*TASKS TO CARRY OUT:*
1. In the weather forecasting passage, why do the authors conclude that further attention should be paid to the internal spatiotemporal characteristics of meteorological data? Answer in one to three sentences.
2. Please reproduce the lines of the collection entries from the line with "classificacao-field[interactable]: 5 bbox=[655, 300, 703, 322]" up to and including the line with "consult-menu[interactable]: Consultar bbox=[317, 54, 401, 70]", character for character and nothing more.

*SOURCE DOCUMENT:*
Meteorological forecasting [1] is a vital and long-standing discipline aimed at accurately predicting future weather changes. It helps researchers make informed decisions to reduce the economic losses and casualties caused by natural disasters. In the past, meteorologists often predicted weather conditions by observing meteorological changes and summarizing relevant patterns, heavily relying on personal experience and knowledge. With the advancement of technology, modern weather forecasting methods mainly use numerical weather prediction (NWP) models [2,3,4] and machine learning models [5,6,7], which are able to reveal meteorological patterns from data and make accurate predictions, and have achieved remarkable results in agriculture, transportation, aerospace, and other fields.

Numerical weather prediction models are based on atmospheric dynamics theory and numerical calculations [8], which can analyze the atmospheric system [9] and provide rich forecast results of meteorological parameters, such as surface temperature [10], humidity, and precipitation. However, NWP models have high requirements for the accuracy of initial and boundary conditions and may not perform well in special situations such as complex terrain and oceans. Additionally, they require substantial computing resources and observational data support, making them computationally expensive. Deep learning models, on the other hand, are machine learning methods based on artificial neural networks. By training on large amounts of historical meteorological data, they can extract features from the data to achieve prediction. Deep learning models possess strong data processing and feature extraction capabilities [11], and have certain adaptive capabilities, allowing them to adapt to different meteorological phenomena and regional characteristics.

Since weather forecasting tasks are similar to spatiotemporal sequence prediction tasks [12,13,14], most existing research approaches use deep learning methods to perform weather forecasting [15,16]. For example, ConvLSTM [17] proposed by Shi can be applied to radar echo extrapolation maps [18] for precipitation forecasting [19]; E3D-LSTM [20] proposed by Wang et al. has shown promising results in video prediction [21] and action recognition [22]; and recent advanced spatiotemporal prediction models, such as UniFormer [23], PredRNN-v2 [24], and SimVP-v2 [25], have performed well on spatiotemporal prediction datasets like the traffic prediction dataset (TaxiBJ) [26], the human behavior recognition dataset (KTH) [27], and the moving digit prediction dataset (Moving-MNIST) [28]. However, when we applied the above spatiotemporal prediction models to weather forecasting, we found that they performed poorly on common meteorological variables (such as temperature, wind speed, and relative humidity) or only performed well on a few variables. To address this issue, we conducted in-depth research and found that general spatiotemporal series data (such as Moving-MNIST and KTH) are usually two-dimensional image sequences. Although there are spatiotemporal changes, they only contain simple features such as pixel values or color channels, and the changes are relatively simple. In contrast, meteorological data usually include variables in multiple dimensions, such as temperature, pressure, humidity, and wind speed, which are highly variable over time and involve complicated physics interplay. Therefore, considering the multidimensionality and complexity of meteorological data, we should pay further attention to its internal spatiotemporal characteristics.

Collection entries:
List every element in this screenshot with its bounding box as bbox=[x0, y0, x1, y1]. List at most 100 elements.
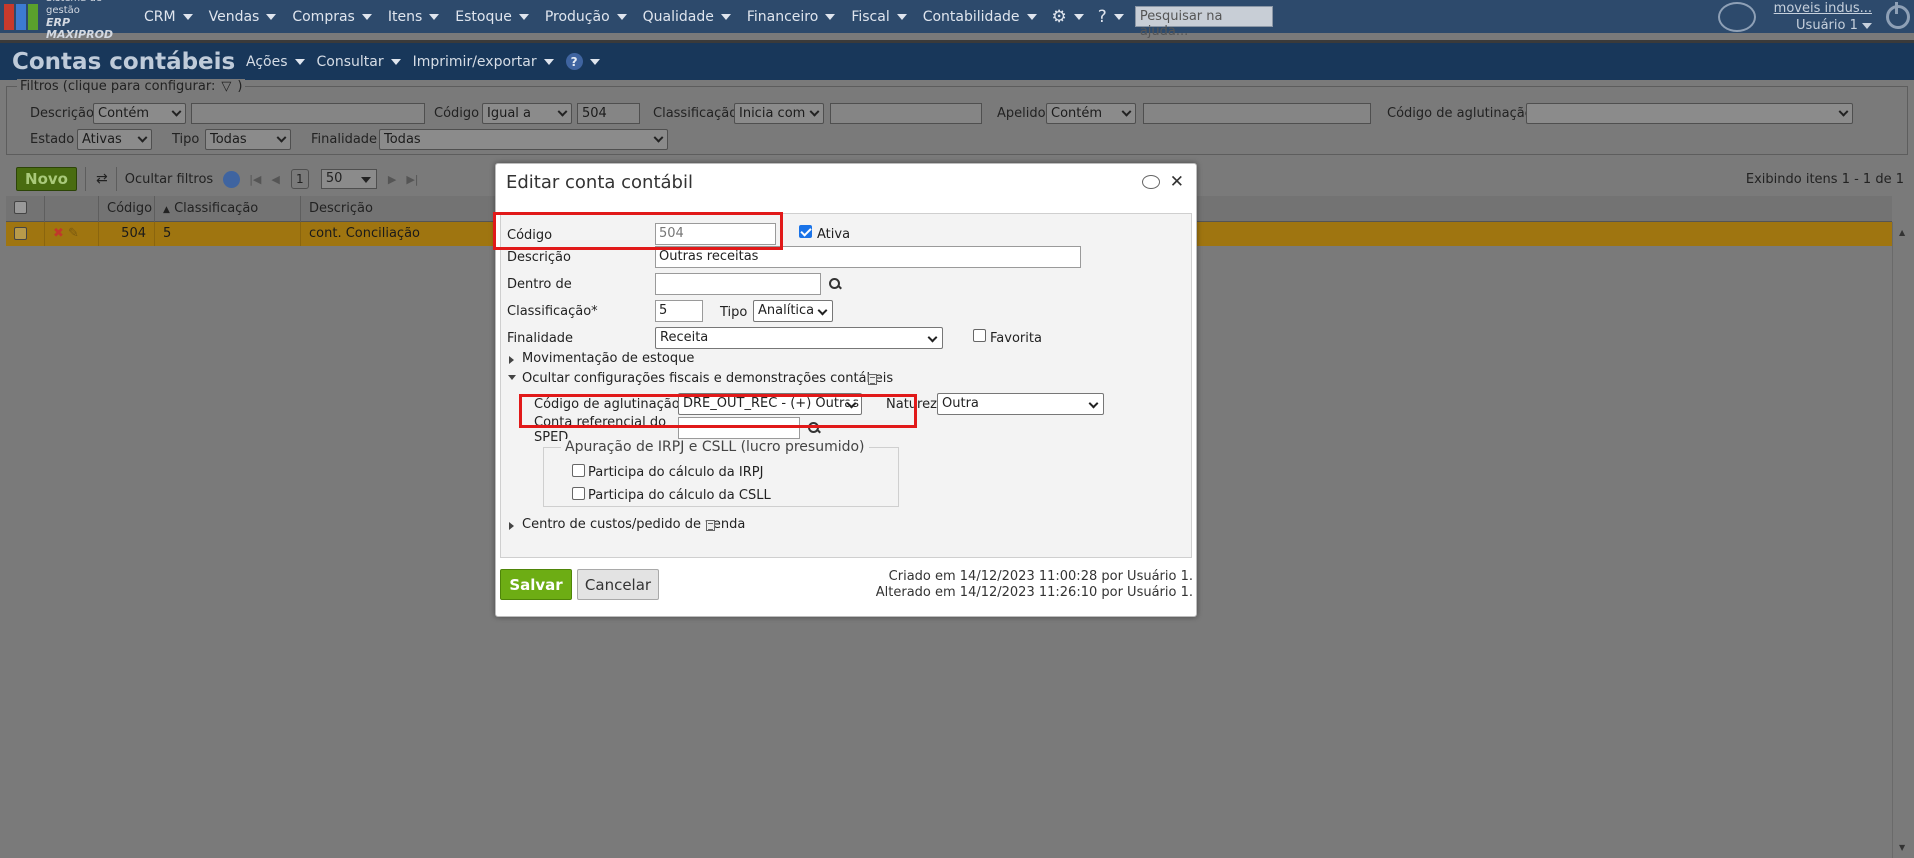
classificacao-field[interactable]: 5 bbox=[655, 300, 703, 322]
filter-codigo-op[interactable]: Igual a bbox=[482, 103, 572, 124]
descricao-label: Descrição bbox=[507, 250, 571, 265]
tipo-select[interactable]: Analítica bbox=[753, 300, 833, 322]
power-icon[interactable] bbox=[1886, 1, 1910, 29]
print-export-menu[interactable]: Imprimir/exportar bbox=[413, 54, 554, 70]
natureza-select[interactable]: Outra bbox=[937, 393, 1104, 415]
filter-codigo-label: Código bbox=[434, 106, 480, 121]
ativa-checkbox[interactable] bbox=[799, 225, 812, 238]
filter-codigo-input[interactable]: 504 bbox=[577, 103, 640, 124]
delete-icon[interactable]: ✖ bbox=[53, 226, 64, 241]
row-checkbox[interactable] bbox=[14, 227, 27, 240]
help-icon[interactable] bbox=[223, 170, 241, 188]
fiscal-section-toggle[interactable]: Ocultar configurações fiscais e demonstr… bbox=[522, 371, 893, 386]
brand-line2: ERP MAXIPROD bbox=[46, 15, 114, 41]
consult-menu[interactable]: Consultar bbox=[317, 54, 401, 70]
expand-icon[interactable] bbox=[509, 522, 514, 530]
col-classificacao[interactable]: ▲ Classificação bbox=[154, 196, 300, 222]
comment-icon[interactable] bbox=[1141, 175, 1160, 189]
dialog-title: Editar conta contábil bbox=[506, 172, 693, 193]
chat-icon[interactable] bbox=[1717, 1, 1756, 32]
dialog-body: Código 504 Ativa Descrição Outras receit… bbox=[500, 213, 1192, 558]
filter-classificacao-label: Classificação bbox=[653, 106, 738, 121]
filter-icon: ▽ bbox=[221, 79, 232, 94]
menu-producao[interactable]: Produção bbox=[537, 9, 635, 25]
help-search-input[interactable]: Pesquisar na ajuda... bbox=[1134, 6, 1273, 39]
finalidade-select[interactable]: Receita bbox=[655, 327, 943, 349]
menu-crm[interactable]: CRM bbox=[136, 9, 201, 25]
menu-estoque[interactable]: Estoque bbox=[447, 9, 537, 25]
new-button[interactable]: Novo bbox=[16, 167, 77, 191]
filter-apelido-op[interactable]: Contém bbox=[1046, 103, 1136, 124]
codigo-label: Código bbox=[507, 228, 553, 243]
save-button[interactable]: Salvar bbox=[500, 569, 572, 600]
chevron-down-icon bbox=[616, 13, 627, 20]
menu-financeiro[interactable]: Financeiro bbox=[739, 9, 843, 25]
aglutinacao-select[interactable]: DRE_OUT_REC - (+) Outras Rec bbox=[678, 393, 862, 415]
prev-page-icon[interactable]: ◀ bbox=[271, 173, 279, 186]
menu-contabilidade[interactable]: Contabilidade bbox=[915, 9, 1045, 25]
filter-apelido-input[interactable] bbox=[1143, 103, 1371, 124]
actions-menu[interactable]: Ações bbox=[246, 54, 305, 70]
descricao-field[interactable]: Outras receitas bbox=[655, 246, 1081, 268]
page-number-input[interactable]: 1 bbox=[290, 169, 309, 189]
favorita-checkbox[interactable] bbox=[973, 329, 986, 342]
refresh-icon[interactable]: ⇄ bbox=[96, 171, 108, 187]
irpj-checkbox[interactable] bbox=[572, 464, 585, 477]
csll-checkbox[interactable] bbox=[572, 487, 585, 500]
scroll-up-icon[interactable]: ▲ bbox=[1899, 228, 1905, 237]
document-icon[interactable] bbox=[706, 520, 715, 531]
settings-menu[interactable]: ⚙ bbox=[1045, 7, 1091, 27]
irpj-label: Participa do cálculo da IRPJ bbox=[588, 465, 764, 480]
menu-itens[interactable]: Itens bbox=[380, 9, 447, 25]
filter-aglutinacao-select[interactable] bbox=[1526, 103, 1853, 124]
menu-compras[interactable]: Compras bbox=[284, 9, 380, 25]
filter-estado-select[interactable]: Ativas bbox=[77, 129, 152, 150]
filter-classificacao-input[interactable] bbox=[830, 103, 982, 124]
document-icon[interactable] bbox=[868, 374, 877, 385]
page-help-menu[interactable]: ? bbox=[565, 53, 600, 70]
hide-filters-button[interactable]: Ocultar filtros bbox=[125, 172, 213, 187]
close-icon[interactable]: ✕ bbox=[1170, 172, 1184, 192]
select-all-checkbox[interactable] bbox=[14, 201, 27, 214]
filter-descricao-input[interactable] bbox=[191, 103, 425, 124]
filter-finalidade-select[interactable]: Todas bbox=[379, 129, 668, 150]
filter-classificacao-op[interactable]: Inicia com bbox=[734, 103, 824, 124]
chevron-down-icon bbox=[720, 13, 731, 20]
collapse-icon[interactable] bbox=[508, 375, 516, 380]
filters-panel: Filtros (clique para configurar: ▽ ) Des… bbox=[6, 79, 1908, 155]
last-page-icon[interactable]: ▶| bbox=[406, 173, 418, 186]
menu-qualidade[interactable]: Qualidade bbox=[635, 9, 739, 25]
grid-scrollbar[interactable]: ▲ ▼ bbox=[1892, 222, 1914, 858]
search-icon[interactable] bbox=[808, 422, 820, 434]
next-page-icon[interactable]: ▶ bbox=[388, 173, 396, 186]
filter-tipo-select[interactable]: Todas bbox=[205, 129, 291, 150]
classificacao-label: Classificação* bbox=[507, 304, 598, 319]
expand-icon[interactable] bbox=[509, 356, 514, 364]
cancel-button[interactable]: Cancelar bbox=[577, 569, 659, 600]
scroll-down-icon[interactable]: ▼ bbox=[1899, 843, 1905, 852]
mov-estoque-section[interactable]: Movimentação de estoque bbox=[522, 351, 694, 366]
chevron-down-icon bbox=[390, 58, 401, 65]
main-menu: CRM Vendas Compras Itens Estoque Produçã… bbox=[136, 0, 1273, 39]
filters-legend[interactable]: Filtros (clique para configurar: ▽ ) bbox=[17, 79, 246, 94]
sort-asc-icon: ▲ bbox=[163, 205, 170, 215]
app-logo[interactable]: Sistema de gestão ERP MAXIPROD bbox=[0, 0, 136, 40]
page-size-select[interactable]: 50 bbox=[320, 169, 377, 189]
help-menu[interactable]: ? bbox=[1091, 7, 1131, 27]
first-page-icon[interactable]: |◀ bbox=[249, 173, 261, 186]
col-codigo[interactable]: Código bbox=[98, 196, 154, 222]
menu-fiscal[interactable]: Fiscal bbox=[843, 9, 914, 25]
help-icon: ? bbox=[1097, 6, 1107, 27]
dentro-field[interactable] bbox=[655, 273, 821, 295]
company-link[interactable]: moveis indus... bbox=[1774, 0, 1872, 17]
dentro-label: Dentro de bbox=[507, 277, 572, 292]
menu-vendas[interactable]: Vendas bbox=[201, 9, 285, 25]
user-menu[interactable]: Usuário 1 bbox=[1774, 17, 1872, 34]
chevron-down-icon bbox=[171, 106, 182, 117]
edit-icon[interactable]: ✎ bbox=[68, 226, 79, 241]
filter-descricao-op[interactable]: Contém bbox=[93, 103, 186, 124]
sped-field[interactable] bbox=[678, 417, 800, 439]
search-icon[interactable] bbox=[829, 278, 841, 290]
filter-descricao-label: Descrição bbox=[30, 106, 94, 121]
codigo-field[interactable]: 504 bbox=[655, 223, 776, 245]
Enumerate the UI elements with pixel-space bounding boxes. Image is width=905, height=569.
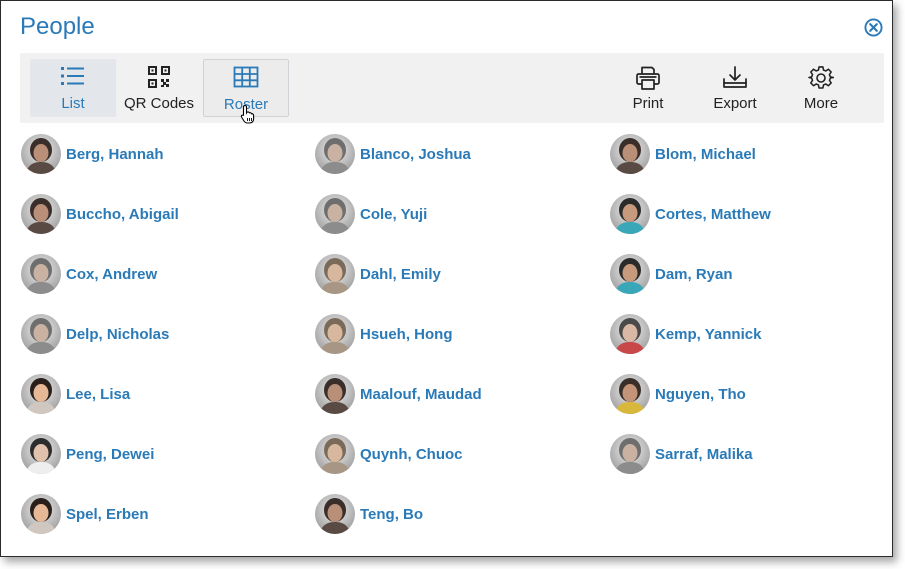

*SOLUTIONS FOR EACH TASK:*
1. General spatiotemporal data such as Moving-MNIST and KTH are usually two-dimensional image sequences with simple features like pixel values or color channels and relatively simple changes. Meteorological data, by contrast, include variables in multiple dimensions, such as temperature, pressure, humidity and wind speed, which are highly variable over time and involve complicated physics interplay. Because of this multidimensionality and complexity, the authors conclude that its internal spatiotemporal characteristics need further attention.

2.
classificacao-field[interactable]: 5 bbox=[655, 300, 703, 322]
filter-codigo-op[interactable]: Igual a bbox=[482, 103, 572, 124]
descricao-label: Descrição bbox=[507, 250, 571, 265]
tipo-select[interactable]: Analítica bbox=[753, 300, 833, 322]
power-icon[interactable] bbox=[1886, 1, 1910, 29]
print-export-menu[interactable]: Imprimir/exportar bbox=[413, 54, 554, 70]
natureza-select[interactable]: Outra bbox=[937, 393, 1104, 415]
filter-codigo-label: Código bbox=[434, 106, 480, 121]
ativa-checkbox[interactable] bbox=[799, 225, 812, 238]
filter-codigo-input[interactable]: 504 bbox=[577, 103, 640, 124]
delete-icon[interactable]: ✖ bbox=[53, 226, 64, 241]
row-checkbox[interactable] bbox=[14, 227, 27, 240]
help-icon[interactable] bbox=[223, 170, 241, 188]
fiscal-section-toggle[interactable]: Ocultar configurações fiscais e demonstr… bbox=[522, 371, 893, 386]
brand-line2: ERP MAXIPROD bbox=[46, 15, 114, 41]
consult-menu[interactable]: Consultar bbox=[317, 54, 401, 70]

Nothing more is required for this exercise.